Repeat the data verbatim.

[Records from a dataset]
○ ○ ○
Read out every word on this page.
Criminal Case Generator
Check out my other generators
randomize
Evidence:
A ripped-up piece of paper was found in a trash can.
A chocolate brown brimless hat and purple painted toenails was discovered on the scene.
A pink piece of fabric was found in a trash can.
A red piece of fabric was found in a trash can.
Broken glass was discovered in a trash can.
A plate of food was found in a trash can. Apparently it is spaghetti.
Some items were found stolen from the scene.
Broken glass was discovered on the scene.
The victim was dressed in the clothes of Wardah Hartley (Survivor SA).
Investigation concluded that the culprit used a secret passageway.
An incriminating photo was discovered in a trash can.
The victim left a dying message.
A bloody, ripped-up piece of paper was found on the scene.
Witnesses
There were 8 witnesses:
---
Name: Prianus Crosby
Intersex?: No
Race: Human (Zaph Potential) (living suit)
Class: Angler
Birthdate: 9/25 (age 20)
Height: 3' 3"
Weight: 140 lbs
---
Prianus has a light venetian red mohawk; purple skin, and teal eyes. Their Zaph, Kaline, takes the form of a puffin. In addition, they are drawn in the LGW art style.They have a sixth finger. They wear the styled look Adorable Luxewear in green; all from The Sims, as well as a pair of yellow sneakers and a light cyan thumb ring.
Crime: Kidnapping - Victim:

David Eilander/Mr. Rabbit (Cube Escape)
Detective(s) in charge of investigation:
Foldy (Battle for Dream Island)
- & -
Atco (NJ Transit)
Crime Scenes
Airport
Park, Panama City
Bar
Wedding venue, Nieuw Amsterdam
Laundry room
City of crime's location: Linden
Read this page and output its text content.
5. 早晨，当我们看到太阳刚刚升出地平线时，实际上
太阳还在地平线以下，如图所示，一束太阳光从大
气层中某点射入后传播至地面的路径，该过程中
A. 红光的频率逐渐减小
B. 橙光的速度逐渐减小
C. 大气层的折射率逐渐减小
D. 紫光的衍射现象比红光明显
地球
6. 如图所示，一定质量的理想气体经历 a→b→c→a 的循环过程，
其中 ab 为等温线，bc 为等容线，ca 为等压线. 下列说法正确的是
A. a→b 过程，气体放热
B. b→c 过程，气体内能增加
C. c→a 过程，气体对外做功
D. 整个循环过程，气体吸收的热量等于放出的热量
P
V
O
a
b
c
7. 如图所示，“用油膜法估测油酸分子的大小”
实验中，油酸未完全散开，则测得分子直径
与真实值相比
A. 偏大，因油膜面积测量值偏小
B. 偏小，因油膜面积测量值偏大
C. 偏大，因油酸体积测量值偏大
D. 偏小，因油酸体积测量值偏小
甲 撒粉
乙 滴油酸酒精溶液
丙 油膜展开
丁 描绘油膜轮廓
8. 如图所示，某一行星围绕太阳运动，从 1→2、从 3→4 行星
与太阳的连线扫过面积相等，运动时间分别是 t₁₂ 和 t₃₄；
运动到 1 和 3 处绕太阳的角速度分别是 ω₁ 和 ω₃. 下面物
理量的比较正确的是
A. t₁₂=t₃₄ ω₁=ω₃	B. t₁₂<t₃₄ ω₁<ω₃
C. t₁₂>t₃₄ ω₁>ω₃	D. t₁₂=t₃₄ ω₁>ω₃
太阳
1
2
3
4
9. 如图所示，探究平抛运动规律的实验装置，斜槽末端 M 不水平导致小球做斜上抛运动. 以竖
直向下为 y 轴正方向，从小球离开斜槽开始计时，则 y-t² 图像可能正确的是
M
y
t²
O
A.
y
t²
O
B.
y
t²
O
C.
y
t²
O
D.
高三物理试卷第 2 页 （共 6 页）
○ ○ ○
Answer to the problem
Read out every word on this page.
Criminal Case Generator
Check out my other generators
randomize
Evidence:
A ripped-up piece of paper was found in a trash can.
A chocolate brown brimless hat and purple painted toenails was discovered on the scene.
A pink piece of fabric was found in a trash can.
A red piece of fabric was found in a trash can.
Broken glass was discovered in a trash can.
A plate of food was found in a trash can. Apparently it is spaghetti.
Some items were found stolen from the scene.
Broken glass was discovered on the scene.
The victim was dressed in the clothes of Wardah Hartley (Survivor SA).
Investigation concluded that the culprit used a secret passageway.
An incriminating photo was discovered in a trash can.
The victim left a dying message.
A bloody, ripped-up piece of paper was found on the scene.
Witnesses
There were 8 witnesses:
---
Name: Prianus Crosby
Intersex?: No
Race: Human (Zaph Potential) (living suit)
Class: Angler
Birthdate: 9/25 (age 20)
Height: 3' 3"
Weight: 140 lbs
---
Prianus has a light venetian red mohawk; purple skin, and teal eyes. Their Zaph, Kaline, takes the form of a puffin. In addition, they are drawn in the LGW art style.They have a sixth finger. They wear the styled look Adorable Luxewear in green; all from The Sims, as well as a pair of yellow sneakers and a light cyan thumb ring.
Crime: Kidnapping - Victim:

David Eilander/Mr. Rabbit (Cube Escape)
Detective(s) in charge of investigation:
Foldy (Battle for Dream Island)
- & -
Atco (NJ Transit)
Crime Scenes
Airport
Park, Panama City
Bar
Wedding venue, Nieuw Amsterdam
Laundry room
City of crime's location: Linden
Read this page and output its text content.
5. 早晨，当我们看到太阳刚刚升出地平线时，实际上
太阳还在地平线以下，如图所示，一束太阳光从大
气层中某点射入后传播至地面的路径，该过程中
A. 红光的频率逐渐减小
B. 橙光的速度逐渐减小
C. 大气层的折射率逐渐减小
D. 紫光的衍射现象比红光明显
地球
6. 如图所示，一定质量的理想气体经历 a→b→c→a 的循环过程，
其中 ab 为等温线，bc 为等容线，ca 为等压线. 下列说法正确的是
A. a→b 过程，气体放热
B. b→c 过程，气体内能增加
C. c→a 过程，气体对外做功
D. 整个循环过程，气体吸收的热量等于放出的热量
P
V
O
a
b
c
7. 如图所示，“用油膜法估测油酸分子的大小”
实验中，油酸未完全散开，则测得分子直径
与真实值相比
A. 偏大，因油膜面积测量值偏小
B. 偏小，因油膜面积测量值偏大
C. 偏大，因油酸体积测量值偏大
D. 偏小，因油酸体积测量值偏小
甲 撒粉
乙 滴油酸酒精溶液
丙 油膜展开
丁 描绘油膜轮廓
8. 如图所示，某一行星围绕太阳运动，从 1→2、从 3→4 行星
与太阳的连线扫过面积相等，运动时间分别是 t₁₂ 和 t₃₄；
运动到 1 和 3 处绕太阳的角速度分别是 ω₁ 和 ω₃. 下面物
理量的比较正确的是
A. t₁₂=t₃₄ ω₁=ω₃	B. t₁₂<t₃₄ ω₁<ω₃
C. t₁₂>t₃₄ ω₁>ω₃	D. t₁₂=t₃₄ ω₁>ω₃
太阳
1
2
3
4
9. 如图所示，探究平抛运动规律的实验装置，斜槽末端 M 不水平导致小球做斜上抛运动. 以竖
直向下为 y 轴正方向，从小球离开斜槽开始计时，则 y-t² 图像可能正确的是
M
y
t²
O
A.
y
t²
O
B.
y
t²
O
C.
y
t²
O
D.
高三物理试卷第 2 页 （共 6 页）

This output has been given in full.